EXTRACTED MATERIAL.
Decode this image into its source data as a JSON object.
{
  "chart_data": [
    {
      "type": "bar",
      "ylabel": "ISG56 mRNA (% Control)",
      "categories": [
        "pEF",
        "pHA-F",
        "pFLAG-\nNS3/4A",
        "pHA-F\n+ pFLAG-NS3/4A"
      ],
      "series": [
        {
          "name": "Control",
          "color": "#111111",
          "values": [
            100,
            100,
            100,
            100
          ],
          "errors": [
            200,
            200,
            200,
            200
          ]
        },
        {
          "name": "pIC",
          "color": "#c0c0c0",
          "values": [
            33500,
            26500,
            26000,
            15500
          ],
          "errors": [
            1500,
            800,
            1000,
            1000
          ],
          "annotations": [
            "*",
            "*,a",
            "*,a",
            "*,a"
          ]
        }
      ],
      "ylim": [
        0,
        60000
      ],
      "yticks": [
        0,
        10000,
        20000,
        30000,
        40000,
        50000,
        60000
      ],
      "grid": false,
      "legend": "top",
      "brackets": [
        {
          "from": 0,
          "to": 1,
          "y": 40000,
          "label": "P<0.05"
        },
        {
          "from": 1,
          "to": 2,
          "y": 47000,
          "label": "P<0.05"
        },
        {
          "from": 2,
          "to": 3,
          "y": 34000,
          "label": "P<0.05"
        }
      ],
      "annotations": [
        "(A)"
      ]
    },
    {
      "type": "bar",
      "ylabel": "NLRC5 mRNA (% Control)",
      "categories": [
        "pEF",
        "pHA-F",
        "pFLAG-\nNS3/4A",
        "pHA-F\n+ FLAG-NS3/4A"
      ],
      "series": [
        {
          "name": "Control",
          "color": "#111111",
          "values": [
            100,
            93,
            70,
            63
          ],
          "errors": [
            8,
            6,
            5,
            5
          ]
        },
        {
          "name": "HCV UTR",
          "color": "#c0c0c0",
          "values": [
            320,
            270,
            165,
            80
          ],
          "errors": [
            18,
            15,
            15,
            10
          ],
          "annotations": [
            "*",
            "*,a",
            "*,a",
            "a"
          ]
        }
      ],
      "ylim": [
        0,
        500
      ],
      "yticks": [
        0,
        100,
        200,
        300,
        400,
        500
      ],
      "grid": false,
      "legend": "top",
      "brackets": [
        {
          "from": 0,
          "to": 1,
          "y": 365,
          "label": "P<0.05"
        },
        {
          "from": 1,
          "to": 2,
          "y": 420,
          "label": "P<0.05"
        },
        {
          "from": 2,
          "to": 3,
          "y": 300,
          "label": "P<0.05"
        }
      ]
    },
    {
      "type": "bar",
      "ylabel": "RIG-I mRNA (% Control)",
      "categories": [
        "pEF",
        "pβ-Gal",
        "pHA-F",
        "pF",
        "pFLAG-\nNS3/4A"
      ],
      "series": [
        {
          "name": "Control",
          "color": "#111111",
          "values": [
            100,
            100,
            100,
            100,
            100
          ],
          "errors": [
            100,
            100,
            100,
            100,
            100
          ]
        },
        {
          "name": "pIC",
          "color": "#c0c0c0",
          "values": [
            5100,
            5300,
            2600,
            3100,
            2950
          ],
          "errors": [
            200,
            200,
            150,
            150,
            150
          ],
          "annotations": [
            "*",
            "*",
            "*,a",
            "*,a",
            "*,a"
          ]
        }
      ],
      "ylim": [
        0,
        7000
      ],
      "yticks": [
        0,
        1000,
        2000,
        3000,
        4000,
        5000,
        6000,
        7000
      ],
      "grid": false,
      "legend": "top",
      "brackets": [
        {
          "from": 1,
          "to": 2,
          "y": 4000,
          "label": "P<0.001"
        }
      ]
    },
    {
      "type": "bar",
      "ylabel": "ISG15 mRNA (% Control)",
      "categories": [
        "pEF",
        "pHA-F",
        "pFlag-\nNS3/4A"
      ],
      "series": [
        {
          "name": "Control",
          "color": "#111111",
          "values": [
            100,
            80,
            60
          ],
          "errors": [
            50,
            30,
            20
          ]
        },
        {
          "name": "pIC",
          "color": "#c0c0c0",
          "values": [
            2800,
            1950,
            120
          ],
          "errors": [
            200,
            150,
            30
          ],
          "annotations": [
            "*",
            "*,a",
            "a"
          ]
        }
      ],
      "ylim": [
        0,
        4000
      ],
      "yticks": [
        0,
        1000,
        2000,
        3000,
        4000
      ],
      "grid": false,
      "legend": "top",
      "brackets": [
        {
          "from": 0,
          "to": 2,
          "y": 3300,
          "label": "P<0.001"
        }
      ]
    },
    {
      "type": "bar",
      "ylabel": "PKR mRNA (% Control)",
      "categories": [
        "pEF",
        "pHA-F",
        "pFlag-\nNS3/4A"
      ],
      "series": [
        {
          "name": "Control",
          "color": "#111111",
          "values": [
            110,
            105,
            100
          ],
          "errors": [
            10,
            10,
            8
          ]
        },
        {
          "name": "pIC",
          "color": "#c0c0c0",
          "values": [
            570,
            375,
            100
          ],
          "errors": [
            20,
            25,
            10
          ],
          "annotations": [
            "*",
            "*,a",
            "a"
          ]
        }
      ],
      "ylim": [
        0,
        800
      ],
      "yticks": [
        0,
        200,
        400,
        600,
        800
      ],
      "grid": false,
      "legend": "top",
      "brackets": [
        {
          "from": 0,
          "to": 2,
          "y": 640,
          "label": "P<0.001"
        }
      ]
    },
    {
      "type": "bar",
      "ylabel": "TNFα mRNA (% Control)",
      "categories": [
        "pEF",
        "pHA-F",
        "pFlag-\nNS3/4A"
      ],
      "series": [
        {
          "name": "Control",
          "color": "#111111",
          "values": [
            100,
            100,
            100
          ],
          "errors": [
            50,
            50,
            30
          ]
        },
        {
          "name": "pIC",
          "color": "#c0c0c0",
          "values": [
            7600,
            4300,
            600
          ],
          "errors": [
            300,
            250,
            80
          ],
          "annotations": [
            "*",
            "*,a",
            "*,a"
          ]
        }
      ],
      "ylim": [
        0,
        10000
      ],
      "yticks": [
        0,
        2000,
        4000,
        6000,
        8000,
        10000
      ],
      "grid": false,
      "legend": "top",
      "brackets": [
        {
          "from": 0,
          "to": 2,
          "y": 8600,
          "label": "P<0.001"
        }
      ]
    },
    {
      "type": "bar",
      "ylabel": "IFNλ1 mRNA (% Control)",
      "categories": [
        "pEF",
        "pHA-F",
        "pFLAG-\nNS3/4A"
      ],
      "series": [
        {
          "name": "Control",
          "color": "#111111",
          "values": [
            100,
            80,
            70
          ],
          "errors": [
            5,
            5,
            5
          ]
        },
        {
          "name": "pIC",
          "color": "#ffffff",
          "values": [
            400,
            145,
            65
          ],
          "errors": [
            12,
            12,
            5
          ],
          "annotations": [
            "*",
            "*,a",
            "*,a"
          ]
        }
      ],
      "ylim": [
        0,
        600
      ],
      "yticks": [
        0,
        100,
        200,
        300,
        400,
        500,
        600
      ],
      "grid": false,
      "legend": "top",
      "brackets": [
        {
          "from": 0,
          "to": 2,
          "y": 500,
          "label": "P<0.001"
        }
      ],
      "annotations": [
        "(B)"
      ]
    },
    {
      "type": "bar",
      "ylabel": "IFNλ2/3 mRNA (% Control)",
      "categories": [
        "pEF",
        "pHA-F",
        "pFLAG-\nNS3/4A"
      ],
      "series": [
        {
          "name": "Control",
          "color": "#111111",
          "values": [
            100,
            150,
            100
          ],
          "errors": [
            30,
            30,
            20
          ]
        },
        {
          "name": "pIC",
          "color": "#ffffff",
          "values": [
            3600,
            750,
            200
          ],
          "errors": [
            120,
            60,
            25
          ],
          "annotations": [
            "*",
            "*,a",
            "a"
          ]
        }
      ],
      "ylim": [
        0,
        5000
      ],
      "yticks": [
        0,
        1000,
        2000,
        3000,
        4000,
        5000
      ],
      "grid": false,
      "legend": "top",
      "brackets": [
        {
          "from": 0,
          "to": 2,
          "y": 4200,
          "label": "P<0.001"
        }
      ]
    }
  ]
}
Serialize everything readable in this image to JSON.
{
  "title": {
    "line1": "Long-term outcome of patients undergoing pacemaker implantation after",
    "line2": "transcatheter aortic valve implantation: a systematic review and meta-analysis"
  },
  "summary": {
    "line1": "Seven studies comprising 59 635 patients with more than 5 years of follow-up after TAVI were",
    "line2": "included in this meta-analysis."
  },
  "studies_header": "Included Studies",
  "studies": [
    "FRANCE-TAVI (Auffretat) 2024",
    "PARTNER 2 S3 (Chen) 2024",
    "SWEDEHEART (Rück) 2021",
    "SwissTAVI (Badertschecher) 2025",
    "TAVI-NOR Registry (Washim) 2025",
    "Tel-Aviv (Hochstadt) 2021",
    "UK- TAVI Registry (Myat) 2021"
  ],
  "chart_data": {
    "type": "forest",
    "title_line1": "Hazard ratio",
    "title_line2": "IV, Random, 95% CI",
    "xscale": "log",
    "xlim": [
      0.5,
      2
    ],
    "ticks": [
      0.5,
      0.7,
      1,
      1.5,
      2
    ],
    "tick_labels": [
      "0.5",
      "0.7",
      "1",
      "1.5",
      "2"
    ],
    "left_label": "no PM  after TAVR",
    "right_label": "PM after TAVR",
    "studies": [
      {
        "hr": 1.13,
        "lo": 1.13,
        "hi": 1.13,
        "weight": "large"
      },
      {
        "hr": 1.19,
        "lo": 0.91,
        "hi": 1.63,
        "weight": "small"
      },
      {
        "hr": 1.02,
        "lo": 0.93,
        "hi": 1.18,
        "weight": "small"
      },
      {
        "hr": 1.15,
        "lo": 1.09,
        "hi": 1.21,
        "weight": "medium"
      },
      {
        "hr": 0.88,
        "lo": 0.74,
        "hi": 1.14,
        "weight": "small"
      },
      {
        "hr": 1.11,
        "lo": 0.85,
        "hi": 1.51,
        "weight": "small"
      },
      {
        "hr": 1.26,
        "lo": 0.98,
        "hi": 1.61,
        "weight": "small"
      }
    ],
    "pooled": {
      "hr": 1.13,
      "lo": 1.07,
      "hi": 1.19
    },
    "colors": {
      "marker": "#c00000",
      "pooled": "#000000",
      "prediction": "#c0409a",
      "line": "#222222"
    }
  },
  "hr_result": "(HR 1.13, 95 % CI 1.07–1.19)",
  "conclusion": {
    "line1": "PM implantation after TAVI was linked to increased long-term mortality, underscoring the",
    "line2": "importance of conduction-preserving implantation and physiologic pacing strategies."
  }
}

ABOUT THIS EXERCISE. Each line of the listing that includes the word "meta" should be copied out.

TASK OUTPUT.
    "line2": "transcatheter aortic valve implantation: a systematic review and meta-analysis"
    "line2": "included in this meta-analysis."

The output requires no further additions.